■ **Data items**
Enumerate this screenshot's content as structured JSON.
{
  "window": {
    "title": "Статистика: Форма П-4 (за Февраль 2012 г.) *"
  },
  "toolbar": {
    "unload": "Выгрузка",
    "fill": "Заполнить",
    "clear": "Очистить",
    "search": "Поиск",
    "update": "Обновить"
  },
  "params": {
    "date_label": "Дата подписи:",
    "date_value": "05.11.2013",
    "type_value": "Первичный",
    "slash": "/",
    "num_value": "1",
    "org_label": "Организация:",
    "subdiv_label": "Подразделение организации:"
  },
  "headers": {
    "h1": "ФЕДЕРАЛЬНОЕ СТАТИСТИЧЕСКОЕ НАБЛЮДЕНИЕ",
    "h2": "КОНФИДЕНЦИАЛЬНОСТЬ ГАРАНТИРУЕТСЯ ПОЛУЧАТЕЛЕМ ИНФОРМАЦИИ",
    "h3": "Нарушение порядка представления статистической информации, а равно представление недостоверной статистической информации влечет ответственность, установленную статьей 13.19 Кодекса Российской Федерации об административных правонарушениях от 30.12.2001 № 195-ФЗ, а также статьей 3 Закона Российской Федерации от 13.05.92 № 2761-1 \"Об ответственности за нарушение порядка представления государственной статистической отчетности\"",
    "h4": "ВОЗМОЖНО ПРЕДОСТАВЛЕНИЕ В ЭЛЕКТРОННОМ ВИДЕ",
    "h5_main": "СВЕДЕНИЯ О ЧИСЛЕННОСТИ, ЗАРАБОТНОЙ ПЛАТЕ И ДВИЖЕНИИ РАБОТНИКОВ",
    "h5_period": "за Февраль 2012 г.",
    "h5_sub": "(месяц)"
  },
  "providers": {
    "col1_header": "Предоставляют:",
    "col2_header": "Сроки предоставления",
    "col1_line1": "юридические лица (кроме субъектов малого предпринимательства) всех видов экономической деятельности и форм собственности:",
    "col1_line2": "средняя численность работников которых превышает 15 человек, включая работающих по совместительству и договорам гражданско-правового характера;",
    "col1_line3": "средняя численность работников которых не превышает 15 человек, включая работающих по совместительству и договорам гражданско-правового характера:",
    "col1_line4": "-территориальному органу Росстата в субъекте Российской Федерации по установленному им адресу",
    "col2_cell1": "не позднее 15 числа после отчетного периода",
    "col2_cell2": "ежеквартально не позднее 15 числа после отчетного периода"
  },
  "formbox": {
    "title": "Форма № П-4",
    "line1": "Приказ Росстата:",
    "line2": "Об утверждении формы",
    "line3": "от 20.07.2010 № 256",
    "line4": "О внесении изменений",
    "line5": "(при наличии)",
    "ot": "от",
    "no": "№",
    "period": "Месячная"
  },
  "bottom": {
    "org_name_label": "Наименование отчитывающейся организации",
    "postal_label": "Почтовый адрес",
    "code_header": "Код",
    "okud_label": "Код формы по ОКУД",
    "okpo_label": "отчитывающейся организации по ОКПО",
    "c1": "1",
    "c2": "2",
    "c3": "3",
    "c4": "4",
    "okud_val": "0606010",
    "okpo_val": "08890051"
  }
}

* * *

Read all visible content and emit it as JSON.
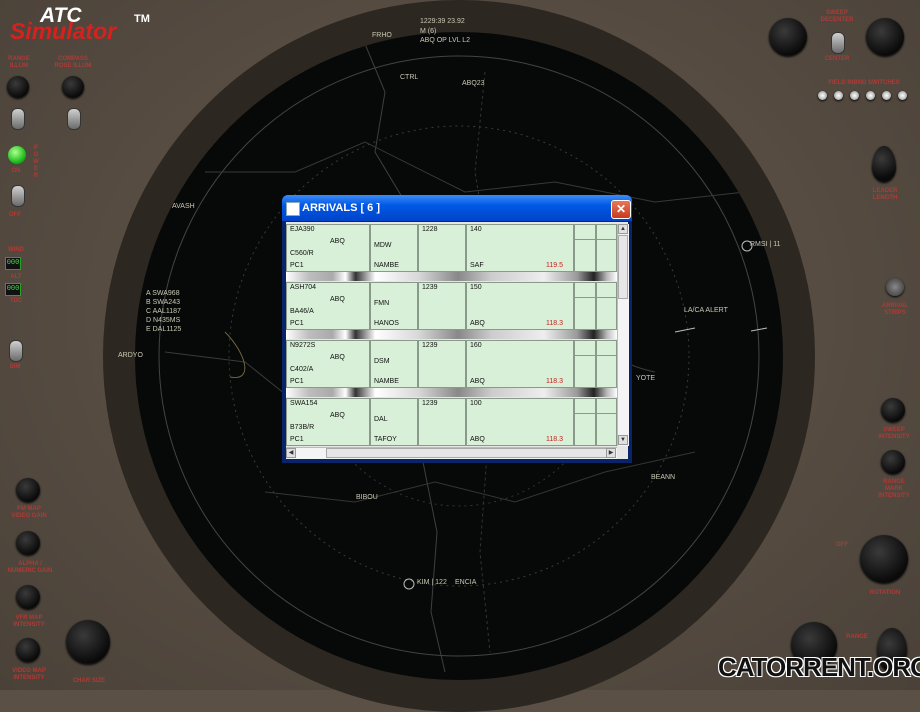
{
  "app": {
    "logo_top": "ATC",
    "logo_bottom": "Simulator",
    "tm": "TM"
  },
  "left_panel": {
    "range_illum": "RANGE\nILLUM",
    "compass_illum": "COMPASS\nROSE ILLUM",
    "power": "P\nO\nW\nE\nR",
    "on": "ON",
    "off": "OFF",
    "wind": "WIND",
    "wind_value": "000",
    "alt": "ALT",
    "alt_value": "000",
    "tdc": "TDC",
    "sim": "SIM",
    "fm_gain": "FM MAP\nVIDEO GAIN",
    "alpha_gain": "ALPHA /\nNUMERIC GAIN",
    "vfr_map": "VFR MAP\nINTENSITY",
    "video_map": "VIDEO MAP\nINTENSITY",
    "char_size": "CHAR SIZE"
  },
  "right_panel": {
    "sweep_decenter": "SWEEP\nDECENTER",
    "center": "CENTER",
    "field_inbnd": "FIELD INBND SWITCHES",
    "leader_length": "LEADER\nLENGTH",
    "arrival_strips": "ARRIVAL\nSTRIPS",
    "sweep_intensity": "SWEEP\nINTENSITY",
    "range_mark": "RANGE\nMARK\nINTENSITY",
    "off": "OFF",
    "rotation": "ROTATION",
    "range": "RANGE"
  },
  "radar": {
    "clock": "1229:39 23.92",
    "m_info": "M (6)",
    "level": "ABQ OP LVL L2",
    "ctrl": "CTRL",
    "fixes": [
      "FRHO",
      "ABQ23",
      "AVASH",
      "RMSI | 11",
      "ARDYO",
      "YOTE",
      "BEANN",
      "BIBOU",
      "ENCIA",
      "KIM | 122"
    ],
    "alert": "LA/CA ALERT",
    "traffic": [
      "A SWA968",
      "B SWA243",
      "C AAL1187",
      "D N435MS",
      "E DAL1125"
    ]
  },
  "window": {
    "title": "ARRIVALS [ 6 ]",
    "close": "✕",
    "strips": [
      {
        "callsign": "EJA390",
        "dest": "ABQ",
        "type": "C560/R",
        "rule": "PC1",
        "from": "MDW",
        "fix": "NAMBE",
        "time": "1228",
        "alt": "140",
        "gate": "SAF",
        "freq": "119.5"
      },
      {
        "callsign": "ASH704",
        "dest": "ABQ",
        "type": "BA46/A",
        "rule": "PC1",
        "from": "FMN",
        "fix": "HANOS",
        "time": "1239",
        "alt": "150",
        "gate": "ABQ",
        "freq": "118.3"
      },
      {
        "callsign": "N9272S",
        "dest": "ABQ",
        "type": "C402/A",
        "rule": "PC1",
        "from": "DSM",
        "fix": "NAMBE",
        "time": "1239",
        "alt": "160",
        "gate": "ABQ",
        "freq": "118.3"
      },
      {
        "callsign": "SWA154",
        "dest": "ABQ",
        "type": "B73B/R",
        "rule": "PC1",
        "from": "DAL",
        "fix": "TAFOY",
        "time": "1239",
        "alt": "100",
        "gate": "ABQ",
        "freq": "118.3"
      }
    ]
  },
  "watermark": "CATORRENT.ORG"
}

■ **Set task**
Search the lines for "RANGE". Copy each line that has it.

■ **Solution to this problem**
    "range_illum": "RANGE\nILLUM",
    "range_mark": "RANGE\nMARK\nINTENSITY",
    "range": "RANGE"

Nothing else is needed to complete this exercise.